**What to do:** Below are the records. Count the lines containing the string "Institute", and reply with the number alone.

**Extracted information:**
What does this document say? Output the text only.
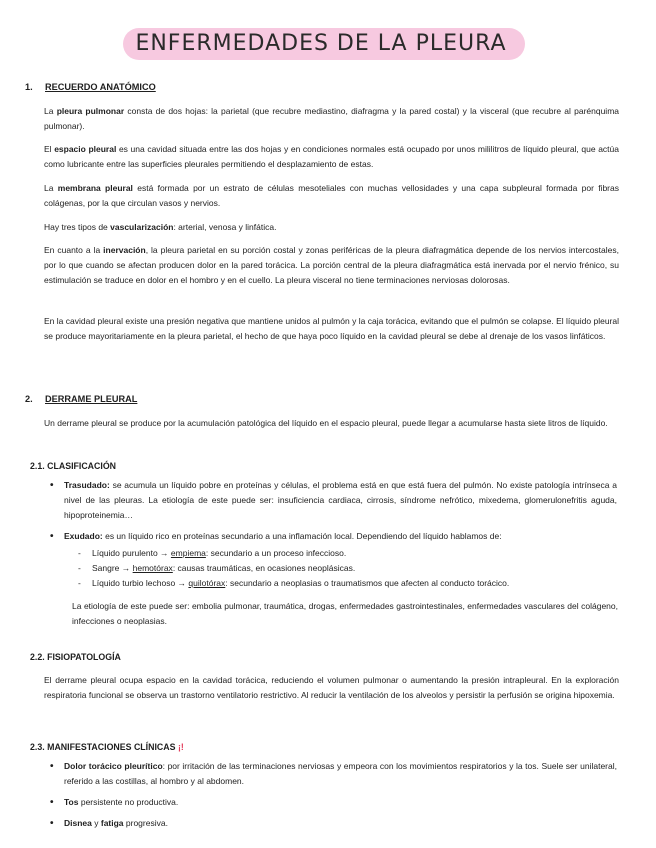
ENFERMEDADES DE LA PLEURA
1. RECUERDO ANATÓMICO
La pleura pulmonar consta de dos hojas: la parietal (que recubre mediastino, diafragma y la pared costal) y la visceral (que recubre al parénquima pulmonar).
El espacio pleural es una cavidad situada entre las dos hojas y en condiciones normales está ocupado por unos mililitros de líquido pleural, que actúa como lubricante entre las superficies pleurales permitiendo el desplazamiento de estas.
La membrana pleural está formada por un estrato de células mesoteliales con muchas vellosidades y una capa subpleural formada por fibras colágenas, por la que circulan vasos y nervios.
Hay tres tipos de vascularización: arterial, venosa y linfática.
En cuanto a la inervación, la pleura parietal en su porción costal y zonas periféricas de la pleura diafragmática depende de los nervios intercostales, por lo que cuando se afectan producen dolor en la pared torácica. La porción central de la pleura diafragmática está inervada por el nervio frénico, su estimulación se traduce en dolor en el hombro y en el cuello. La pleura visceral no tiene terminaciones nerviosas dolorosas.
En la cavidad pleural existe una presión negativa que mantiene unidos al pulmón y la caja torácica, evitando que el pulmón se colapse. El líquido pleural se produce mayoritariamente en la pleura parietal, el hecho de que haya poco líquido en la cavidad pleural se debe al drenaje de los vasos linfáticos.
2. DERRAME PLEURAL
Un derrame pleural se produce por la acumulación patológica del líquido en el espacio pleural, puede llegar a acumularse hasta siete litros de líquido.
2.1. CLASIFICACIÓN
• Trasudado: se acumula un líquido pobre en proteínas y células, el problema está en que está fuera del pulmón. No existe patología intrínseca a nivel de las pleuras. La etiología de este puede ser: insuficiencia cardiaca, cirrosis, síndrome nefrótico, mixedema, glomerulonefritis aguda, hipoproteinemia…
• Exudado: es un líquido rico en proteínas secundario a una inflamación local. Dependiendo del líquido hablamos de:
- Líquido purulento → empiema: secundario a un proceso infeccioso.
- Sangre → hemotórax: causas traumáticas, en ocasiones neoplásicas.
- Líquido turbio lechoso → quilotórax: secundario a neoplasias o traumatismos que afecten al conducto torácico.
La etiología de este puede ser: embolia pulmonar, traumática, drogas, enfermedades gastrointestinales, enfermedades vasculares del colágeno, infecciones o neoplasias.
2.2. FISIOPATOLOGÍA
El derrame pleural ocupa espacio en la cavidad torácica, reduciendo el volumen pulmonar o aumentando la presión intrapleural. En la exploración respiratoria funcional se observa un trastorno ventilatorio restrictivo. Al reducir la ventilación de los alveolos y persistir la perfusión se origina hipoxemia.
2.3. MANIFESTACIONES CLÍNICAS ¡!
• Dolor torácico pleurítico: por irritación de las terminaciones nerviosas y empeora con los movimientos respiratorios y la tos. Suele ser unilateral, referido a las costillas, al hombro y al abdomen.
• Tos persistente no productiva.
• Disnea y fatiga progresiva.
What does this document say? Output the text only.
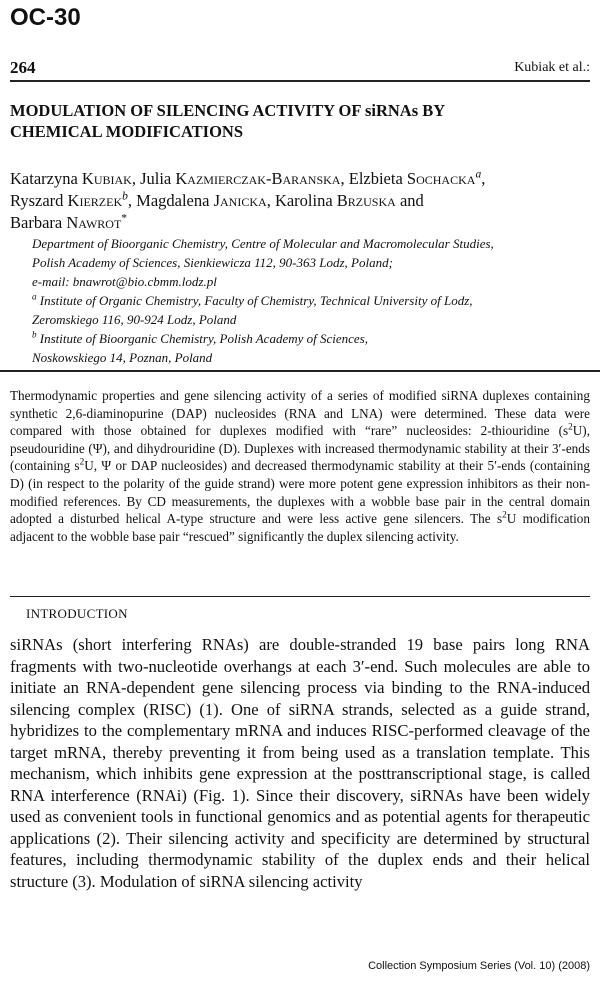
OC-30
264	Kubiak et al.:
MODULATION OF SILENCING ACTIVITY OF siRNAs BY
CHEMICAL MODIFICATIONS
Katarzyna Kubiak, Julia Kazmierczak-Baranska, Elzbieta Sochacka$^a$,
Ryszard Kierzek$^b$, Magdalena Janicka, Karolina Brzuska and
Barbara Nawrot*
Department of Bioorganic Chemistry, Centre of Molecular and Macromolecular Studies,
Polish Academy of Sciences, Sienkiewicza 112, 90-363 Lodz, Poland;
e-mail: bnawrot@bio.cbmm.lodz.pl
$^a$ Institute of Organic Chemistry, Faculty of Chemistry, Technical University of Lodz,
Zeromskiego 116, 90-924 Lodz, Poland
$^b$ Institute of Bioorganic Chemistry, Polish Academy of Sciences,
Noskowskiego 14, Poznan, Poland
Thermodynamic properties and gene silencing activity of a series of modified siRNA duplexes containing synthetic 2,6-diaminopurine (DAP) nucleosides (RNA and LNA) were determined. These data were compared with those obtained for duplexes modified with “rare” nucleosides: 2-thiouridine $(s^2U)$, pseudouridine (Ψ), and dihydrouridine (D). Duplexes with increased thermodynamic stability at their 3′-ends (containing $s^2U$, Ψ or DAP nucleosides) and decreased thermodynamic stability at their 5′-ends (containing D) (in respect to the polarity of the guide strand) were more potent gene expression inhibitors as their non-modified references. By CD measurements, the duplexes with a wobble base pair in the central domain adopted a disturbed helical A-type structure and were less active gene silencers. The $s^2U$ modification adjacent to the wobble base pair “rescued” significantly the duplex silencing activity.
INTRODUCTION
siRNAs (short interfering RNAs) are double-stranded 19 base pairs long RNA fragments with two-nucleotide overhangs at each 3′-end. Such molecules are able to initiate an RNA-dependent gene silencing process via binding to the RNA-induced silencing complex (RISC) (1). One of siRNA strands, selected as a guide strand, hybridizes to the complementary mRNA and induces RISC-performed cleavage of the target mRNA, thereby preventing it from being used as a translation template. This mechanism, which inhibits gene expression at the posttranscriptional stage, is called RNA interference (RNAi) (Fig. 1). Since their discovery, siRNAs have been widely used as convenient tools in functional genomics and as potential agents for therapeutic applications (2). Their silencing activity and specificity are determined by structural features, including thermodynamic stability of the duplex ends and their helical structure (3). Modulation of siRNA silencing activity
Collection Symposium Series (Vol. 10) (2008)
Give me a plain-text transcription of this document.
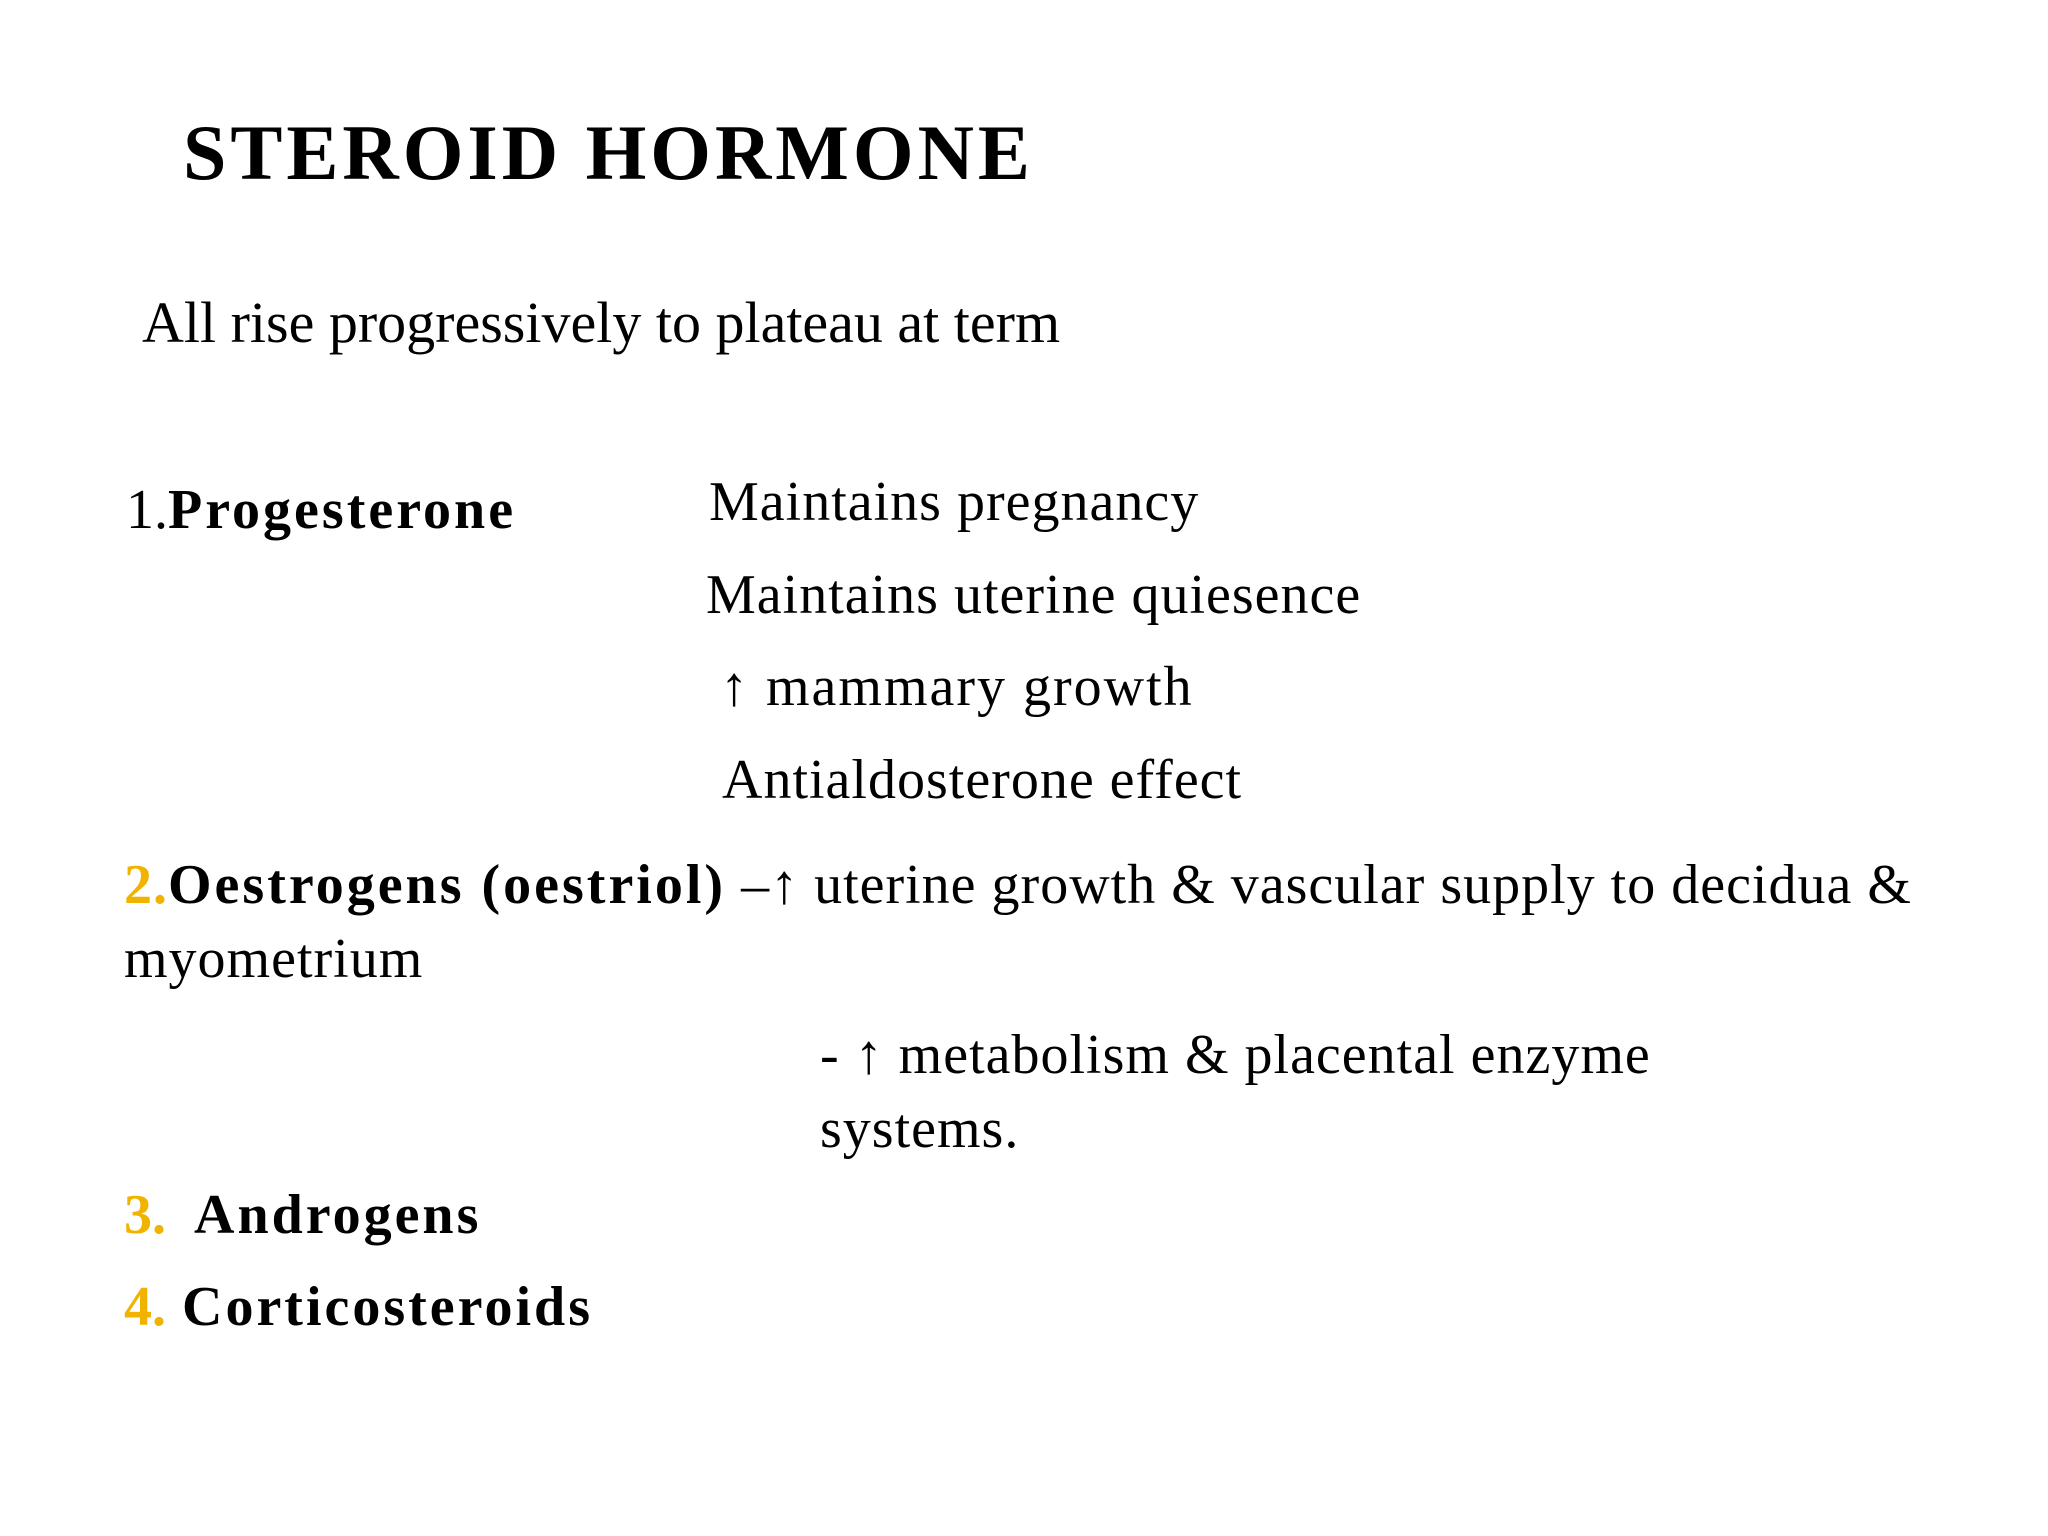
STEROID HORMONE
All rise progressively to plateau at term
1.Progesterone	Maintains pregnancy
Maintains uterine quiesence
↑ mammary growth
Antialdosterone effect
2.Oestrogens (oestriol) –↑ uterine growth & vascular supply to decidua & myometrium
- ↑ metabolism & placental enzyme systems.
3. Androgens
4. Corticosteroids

**Reply:** 2